Data listing:
┏━━
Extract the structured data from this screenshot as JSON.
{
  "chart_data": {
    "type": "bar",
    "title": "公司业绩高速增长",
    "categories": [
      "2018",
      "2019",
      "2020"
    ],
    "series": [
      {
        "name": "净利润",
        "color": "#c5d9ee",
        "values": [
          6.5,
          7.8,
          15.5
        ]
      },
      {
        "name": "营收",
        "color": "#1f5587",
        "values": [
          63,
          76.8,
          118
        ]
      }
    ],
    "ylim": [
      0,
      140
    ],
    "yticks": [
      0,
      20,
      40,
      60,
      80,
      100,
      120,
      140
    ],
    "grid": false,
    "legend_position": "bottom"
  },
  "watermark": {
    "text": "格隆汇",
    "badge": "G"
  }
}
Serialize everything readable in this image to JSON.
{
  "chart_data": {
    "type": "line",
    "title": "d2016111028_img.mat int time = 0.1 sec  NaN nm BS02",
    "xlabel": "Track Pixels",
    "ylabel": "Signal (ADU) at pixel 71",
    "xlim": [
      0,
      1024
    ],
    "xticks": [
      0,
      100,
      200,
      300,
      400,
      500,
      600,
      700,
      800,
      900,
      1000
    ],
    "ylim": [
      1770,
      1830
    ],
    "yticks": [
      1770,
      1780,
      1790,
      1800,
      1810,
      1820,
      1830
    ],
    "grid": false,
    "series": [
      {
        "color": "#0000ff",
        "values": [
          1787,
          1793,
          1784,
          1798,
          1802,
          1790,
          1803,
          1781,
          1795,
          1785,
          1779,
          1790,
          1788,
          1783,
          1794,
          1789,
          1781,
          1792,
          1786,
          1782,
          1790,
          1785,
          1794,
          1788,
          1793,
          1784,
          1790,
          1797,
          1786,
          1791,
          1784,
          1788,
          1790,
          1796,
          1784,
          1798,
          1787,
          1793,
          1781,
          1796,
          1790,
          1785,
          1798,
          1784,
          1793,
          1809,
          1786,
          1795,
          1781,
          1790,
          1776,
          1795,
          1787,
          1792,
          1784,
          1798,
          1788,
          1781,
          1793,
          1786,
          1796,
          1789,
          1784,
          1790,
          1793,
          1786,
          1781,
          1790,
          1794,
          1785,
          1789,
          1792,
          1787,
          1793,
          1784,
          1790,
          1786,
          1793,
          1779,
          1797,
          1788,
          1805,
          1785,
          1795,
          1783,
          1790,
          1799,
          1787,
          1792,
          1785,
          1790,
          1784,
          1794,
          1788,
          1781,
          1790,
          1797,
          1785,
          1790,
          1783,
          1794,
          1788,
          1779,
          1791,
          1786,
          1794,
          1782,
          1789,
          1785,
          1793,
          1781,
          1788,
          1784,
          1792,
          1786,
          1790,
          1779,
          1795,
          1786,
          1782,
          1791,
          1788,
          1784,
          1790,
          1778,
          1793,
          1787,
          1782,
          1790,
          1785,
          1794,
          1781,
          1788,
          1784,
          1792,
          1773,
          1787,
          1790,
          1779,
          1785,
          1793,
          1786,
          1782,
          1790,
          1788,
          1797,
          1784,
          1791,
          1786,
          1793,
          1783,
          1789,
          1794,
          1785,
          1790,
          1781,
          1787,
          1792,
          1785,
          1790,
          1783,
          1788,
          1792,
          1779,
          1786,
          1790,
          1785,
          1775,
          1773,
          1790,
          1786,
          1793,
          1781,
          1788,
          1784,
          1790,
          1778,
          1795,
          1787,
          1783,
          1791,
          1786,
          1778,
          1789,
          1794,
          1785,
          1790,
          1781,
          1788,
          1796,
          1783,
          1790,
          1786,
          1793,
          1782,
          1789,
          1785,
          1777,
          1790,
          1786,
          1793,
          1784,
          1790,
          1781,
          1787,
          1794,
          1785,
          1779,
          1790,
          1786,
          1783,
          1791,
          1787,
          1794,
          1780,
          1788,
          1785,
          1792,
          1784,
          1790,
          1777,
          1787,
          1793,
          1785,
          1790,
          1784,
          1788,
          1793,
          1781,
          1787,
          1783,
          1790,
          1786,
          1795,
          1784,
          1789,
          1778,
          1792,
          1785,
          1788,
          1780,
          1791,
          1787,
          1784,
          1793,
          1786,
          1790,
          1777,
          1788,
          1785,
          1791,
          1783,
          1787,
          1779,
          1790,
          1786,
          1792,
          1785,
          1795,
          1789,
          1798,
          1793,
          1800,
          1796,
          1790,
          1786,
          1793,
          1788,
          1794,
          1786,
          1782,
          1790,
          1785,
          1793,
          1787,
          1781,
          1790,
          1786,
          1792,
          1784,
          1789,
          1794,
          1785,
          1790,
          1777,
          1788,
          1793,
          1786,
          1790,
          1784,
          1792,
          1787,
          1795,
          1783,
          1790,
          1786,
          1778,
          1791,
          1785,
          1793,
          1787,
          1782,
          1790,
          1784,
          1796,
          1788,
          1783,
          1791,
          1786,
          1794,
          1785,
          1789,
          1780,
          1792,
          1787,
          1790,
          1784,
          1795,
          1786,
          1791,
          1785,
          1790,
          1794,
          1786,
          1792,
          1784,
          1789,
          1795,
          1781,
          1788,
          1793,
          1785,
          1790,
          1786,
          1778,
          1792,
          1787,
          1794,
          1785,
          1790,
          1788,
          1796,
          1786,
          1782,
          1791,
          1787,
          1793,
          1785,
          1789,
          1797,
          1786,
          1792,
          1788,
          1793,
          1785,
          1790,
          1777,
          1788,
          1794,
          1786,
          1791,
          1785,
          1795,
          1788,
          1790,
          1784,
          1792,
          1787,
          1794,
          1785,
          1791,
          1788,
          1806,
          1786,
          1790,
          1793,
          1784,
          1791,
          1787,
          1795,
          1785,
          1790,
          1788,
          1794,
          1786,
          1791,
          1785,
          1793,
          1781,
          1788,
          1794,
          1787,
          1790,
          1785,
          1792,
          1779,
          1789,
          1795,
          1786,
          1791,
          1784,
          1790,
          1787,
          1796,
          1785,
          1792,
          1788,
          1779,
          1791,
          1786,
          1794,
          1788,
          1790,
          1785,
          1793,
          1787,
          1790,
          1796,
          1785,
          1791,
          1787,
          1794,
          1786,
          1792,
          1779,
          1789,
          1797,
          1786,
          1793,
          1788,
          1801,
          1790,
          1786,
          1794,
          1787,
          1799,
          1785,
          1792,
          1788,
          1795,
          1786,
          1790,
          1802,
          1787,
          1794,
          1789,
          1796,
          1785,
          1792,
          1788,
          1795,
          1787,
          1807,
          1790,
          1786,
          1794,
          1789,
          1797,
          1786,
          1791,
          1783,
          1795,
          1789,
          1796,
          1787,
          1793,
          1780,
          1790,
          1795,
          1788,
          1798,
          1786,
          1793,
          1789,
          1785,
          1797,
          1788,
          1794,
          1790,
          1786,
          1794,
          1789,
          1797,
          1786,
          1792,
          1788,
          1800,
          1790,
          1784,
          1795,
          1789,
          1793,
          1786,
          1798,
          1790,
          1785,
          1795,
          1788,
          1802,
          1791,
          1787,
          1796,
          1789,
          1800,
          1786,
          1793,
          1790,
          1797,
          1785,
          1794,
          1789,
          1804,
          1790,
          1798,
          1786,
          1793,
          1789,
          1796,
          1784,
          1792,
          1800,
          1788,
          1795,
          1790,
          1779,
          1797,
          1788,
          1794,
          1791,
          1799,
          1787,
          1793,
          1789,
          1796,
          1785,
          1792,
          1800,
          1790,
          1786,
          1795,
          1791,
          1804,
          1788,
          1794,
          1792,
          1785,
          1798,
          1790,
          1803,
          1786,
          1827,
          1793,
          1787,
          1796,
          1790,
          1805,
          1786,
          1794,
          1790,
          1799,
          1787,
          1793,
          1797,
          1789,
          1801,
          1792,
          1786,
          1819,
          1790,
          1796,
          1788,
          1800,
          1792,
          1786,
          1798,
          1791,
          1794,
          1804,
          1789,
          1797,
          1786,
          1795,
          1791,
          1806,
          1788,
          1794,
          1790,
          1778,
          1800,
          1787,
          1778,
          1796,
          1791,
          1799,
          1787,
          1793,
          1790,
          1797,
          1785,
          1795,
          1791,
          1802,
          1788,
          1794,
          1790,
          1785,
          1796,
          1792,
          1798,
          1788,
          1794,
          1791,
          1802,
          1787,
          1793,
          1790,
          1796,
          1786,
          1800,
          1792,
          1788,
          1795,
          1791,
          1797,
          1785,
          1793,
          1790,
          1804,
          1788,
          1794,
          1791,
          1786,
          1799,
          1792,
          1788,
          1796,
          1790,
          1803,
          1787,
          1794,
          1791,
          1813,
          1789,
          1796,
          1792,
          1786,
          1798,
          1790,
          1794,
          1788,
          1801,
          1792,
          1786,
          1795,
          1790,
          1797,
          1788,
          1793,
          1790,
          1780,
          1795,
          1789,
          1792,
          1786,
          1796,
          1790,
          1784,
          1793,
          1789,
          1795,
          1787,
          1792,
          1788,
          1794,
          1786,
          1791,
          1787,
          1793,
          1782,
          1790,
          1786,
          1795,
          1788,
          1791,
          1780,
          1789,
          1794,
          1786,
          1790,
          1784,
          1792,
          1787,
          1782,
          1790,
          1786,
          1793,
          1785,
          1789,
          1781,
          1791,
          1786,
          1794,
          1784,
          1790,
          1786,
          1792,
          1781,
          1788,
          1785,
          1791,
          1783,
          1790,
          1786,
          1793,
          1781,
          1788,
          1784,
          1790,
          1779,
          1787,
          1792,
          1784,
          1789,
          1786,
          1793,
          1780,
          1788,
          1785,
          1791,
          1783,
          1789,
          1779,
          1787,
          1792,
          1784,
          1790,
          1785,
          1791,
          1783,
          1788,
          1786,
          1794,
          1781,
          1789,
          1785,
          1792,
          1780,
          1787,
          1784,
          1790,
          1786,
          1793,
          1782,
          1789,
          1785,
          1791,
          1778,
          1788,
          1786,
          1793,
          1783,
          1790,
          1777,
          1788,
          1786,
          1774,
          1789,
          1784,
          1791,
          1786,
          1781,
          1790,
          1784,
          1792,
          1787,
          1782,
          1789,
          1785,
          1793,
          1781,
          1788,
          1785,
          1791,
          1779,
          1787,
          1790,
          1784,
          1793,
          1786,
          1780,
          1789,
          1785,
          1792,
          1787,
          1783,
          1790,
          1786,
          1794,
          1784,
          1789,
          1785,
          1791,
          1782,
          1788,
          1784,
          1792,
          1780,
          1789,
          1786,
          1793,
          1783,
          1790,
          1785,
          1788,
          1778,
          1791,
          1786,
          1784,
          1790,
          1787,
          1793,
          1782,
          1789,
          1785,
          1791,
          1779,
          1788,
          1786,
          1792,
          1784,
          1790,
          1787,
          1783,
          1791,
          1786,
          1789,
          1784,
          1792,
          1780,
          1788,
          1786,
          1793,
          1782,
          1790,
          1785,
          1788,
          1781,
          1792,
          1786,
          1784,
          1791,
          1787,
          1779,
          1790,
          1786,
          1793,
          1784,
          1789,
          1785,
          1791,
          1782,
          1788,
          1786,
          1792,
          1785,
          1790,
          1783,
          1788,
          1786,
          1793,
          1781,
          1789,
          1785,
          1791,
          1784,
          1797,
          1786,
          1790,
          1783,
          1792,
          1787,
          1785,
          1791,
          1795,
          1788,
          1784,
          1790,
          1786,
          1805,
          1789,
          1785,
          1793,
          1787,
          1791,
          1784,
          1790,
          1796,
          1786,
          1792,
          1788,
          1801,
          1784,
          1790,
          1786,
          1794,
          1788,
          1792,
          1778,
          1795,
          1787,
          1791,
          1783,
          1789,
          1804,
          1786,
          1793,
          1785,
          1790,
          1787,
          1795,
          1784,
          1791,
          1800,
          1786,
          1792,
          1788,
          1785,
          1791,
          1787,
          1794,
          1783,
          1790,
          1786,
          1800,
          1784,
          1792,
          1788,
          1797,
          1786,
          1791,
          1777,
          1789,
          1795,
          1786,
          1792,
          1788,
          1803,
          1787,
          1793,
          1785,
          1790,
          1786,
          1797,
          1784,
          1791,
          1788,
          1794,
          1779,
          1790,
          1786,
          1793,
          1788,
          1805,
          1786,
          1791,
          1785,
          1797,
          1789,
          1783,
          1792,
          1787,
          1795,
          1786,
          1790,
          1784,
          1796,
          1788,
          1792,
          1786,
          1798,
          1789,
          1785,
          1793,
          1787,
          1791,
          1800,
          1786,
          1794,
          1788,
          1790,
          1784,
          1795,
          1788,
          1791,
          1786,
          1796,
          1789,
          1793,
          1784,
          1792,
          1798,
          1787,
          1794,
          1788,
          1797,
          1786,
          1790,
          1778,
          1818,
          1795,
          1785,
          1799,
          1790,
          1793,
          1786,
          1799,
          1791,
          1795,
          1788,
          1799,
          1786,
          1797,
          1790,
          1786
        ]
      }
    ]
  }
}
┗━━
(What to work on)
Scan the listing above and copy all lines containing the word "title".

(Output of the task)
    "title": "公司业绩高速增长",
    "title": "d2016111028_img.mat int time = 0.1 sec  NaN nm BS02",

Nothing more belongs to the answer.